> _Task directions_
Write out the material exactly. Do not include the pictures.

Stored data
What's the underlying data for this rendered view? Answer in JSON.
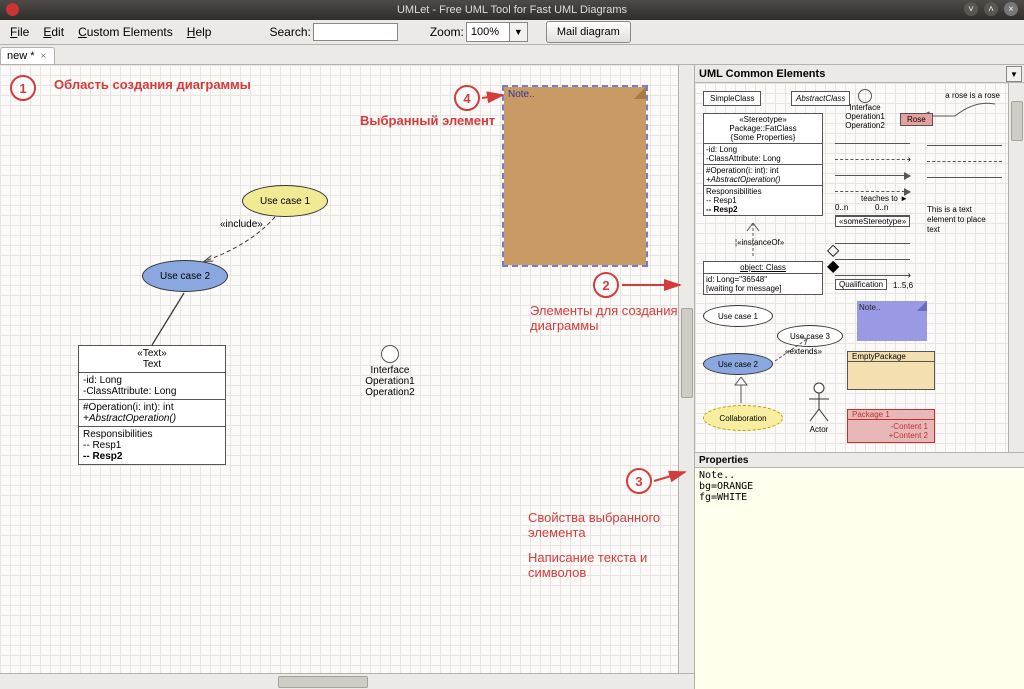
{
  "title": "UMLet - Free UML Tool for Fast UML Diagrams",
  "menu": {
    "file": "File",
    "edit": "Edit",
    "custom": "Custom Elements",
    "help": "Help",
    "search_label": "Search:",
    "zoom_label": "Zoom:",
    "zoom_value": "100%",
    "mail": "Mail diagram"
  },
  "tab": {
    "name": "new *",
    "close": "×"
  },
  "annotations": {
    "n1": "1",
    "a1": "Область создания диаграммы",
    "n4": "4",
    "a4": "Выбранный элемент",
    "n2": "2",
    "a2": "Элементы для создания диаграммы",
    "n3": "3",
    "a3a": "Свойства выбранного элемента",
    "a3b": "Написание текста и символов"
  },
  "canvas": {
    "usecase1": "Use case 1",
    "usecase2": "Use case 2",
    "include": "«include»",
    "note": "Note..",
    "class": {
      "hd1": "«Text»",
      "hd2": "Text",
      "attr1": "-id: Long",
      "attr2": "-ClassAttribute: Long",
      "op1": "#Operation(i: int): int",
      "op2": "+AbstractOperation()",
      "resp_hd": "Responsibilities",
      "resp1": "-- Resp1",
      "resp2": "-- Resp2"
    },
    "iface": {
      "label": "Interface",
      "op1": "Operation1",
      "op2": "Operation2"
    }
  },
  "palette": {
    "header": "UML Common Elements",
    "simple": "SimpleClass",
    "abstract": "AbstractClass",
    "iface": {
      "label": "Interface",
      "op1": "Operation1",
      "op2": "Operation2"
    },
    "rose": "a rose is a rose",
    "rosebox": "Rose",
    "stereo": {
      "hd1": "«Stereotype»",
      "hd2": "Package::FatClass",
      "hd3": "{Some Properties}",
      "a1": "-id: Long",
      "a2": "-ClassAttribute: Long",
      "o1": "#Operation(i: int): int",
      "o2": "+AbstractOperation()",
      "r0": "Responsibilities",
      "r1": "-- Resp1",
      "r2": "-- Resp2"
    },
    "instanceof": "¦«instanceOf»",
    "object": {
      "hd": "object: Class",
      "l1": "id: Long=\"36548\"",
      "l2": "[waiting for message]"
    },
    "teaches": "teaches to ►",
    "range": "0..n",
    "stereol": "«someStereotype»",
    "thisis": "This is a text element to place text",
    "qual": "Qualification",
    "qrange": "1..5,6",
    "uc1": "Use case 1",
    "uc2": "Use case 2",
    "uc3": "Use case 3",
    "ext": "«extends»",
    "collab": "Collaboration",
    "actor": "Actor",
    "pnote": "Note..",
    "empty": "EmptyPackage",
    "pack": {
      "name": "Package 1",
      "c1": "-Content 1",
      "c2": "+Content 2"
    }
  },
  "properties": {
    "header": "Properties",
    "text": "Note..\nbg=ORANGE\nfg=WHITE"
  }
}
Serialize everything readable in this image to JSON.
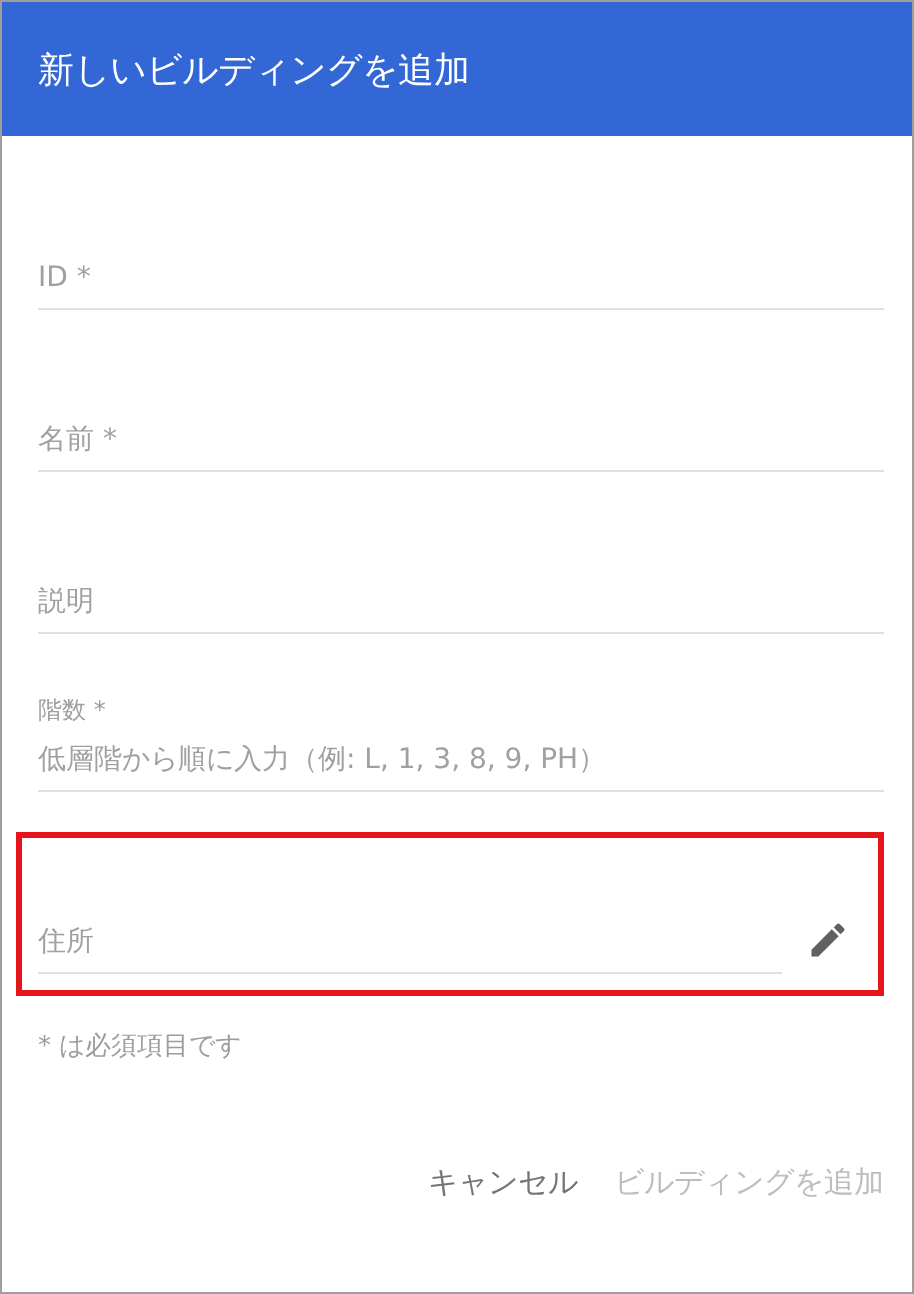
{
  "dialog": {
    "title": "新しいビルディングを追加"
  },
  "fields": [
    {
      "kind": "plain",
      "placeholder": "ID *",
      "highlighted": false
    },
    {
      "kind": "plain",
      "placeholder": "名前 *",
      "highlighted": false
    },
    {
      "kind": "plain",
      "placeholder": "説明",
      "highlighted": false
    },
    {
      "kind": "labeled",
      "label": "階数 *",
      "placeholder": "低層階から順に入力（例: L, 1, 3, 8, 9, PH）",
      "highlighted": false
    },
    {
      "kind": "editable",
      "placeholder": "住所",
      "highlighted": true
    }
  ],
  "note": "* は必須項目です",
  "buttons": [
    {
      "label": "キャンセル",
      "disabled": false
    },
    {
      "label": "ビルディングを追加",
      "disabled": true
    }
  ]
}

> _Exercise answer_
What's the underlying data for this rendered view? Answer in JSON.
{
  "title": "UMLet - Free UML Tool for Fast UML Diagrams",
  "menu": {
    "file": "File",
    "edit": "Edit",
    "custom": "Custom Elements",
    "help": "Help",
    "search_label": "Search:",
    "zoom_label": "Zoom:",
    "zoom_value": "100%",
    "mail": "Mail diagram"
  },
  "tab": {
    "name": "new *",
    "close": "×"
  },
  "annotations": {
    "n1": "1",
    "a1": "Область создания диаграммы",
    "n4": "4",
    "a4": "Выбранный элемент",
    "n2": "2",
    "a2": "Элементы для создания диаграммы",
    "n3": "3",
    "a3a": "Свойства выбранного элемента",
    "a3b": "Написание текста и символов"
  },
  "canvas": {
    "usecase1": "Use case 1",
    "usecase2": "Use case 2",
    "include": "«include»",
    "note": "Note..",
    "class": {
      "hd1": "«Text»",
      "hd2": "Text",
      "attr1": "-id: Long",
      "attr2": "-ClassAttribute: Long",
      "op1": "#Operation(i: int): int",
      "op2": "+AbstractOperation()",
      "resp_hd": "Responsibilities",
      "resp1": "-- Resp1",
      "resp2": "-- Resp2"
    },
    "iface": {
      "label": "Interface",
      "op1": "Operation1",
      "op2": "Operation2"
    }
  },
  "palette": {
    "header": "UML Common Elements",
    "simple": "SimpleClass",
    "abstract": "AbstractClass",
    "iface": {
      "label": "Interface",
      "op1": "Operation1",
      "op2": "Operation2"
    },
    "rose": "a rose is a rose",
    "rosebox": "Rose",
    "stereo": {
      "hd1": "«Stereotype»",
      "hd2": "Package::FatClass",
      "hd3": "{Some Properties}",
      "a1": "-id: Long",
      "a2": "-ClassAttribute: Long",
      "o1": "#Operation(i: int): int",
      "o2": "+AbstractOperation()",
      "r0": "Responsibilities",
      "r1": "-- Resp1",
      "r2": "-- Resp2"
    },
    "instanceof": "¦«instanceOf»",
    "object": {
      "hd": "object: Class",
      "l1": "id: Long=\"36548\"",
      "l2": "[waiting for message]"
    },
    "teaches": "teaches to ►",
    "range": "0..n",
    "stereol": "«someStereotype»",
    "thisis": "This is a text element to place text",
    "qual": "Qualification",
    "qrange": "1..5,6",
    "uc1": "Use case 1",
    "uc2": "Use case 2",
    "uc3": "Use case 3",
    "ext": "«extends»",
    "collab": "Collaboration",
    "actor": "Actor",
    "pnote": "Note..",
    "empty": "EmptyPackage",
    "pack": {
      "name": "Package 1",
      "c1": "-Content 1",
      "c2": "+Content 2"
    }
  },
  "properties": {
    "header": "Properties",
    "text": "Note..\nbg=ORANGE\nfg=WHITE"
  }
}
Serialize everything readable in this image to JSON.
{
  "dialog": {
    "title": "新しいビルディングを追加"
  },
  "fields": [
    {
      "kind": "plain",
      "placeholder": "ID *",
      "highlighted": false
    },
    {
      "kind": "plain",
      "placeholder": "名前 *",
      "highlighted": false
    },
    {
      "kind": "plain",
      "placeholder": "説明",
      "highlighted": false
    },
    {
      "kind": "labeled",
      "label": "階数 *",
      "placeholder": "低層階から順に入力（例: L, 1, 3, 8, 9, PH）",
      "highlighted": false
    },
    {
      "kind": "editable",
      "placeholder": "住所",
      "highlighted": true
    }
  ],
  "note": "* は必須項目です",
  "buttons": [
    {
      "label": "キャンセル",
      "disabled": false
    },
    {
      "label": "ビルディングを追加",
      "disabled": true
    }
  ]
}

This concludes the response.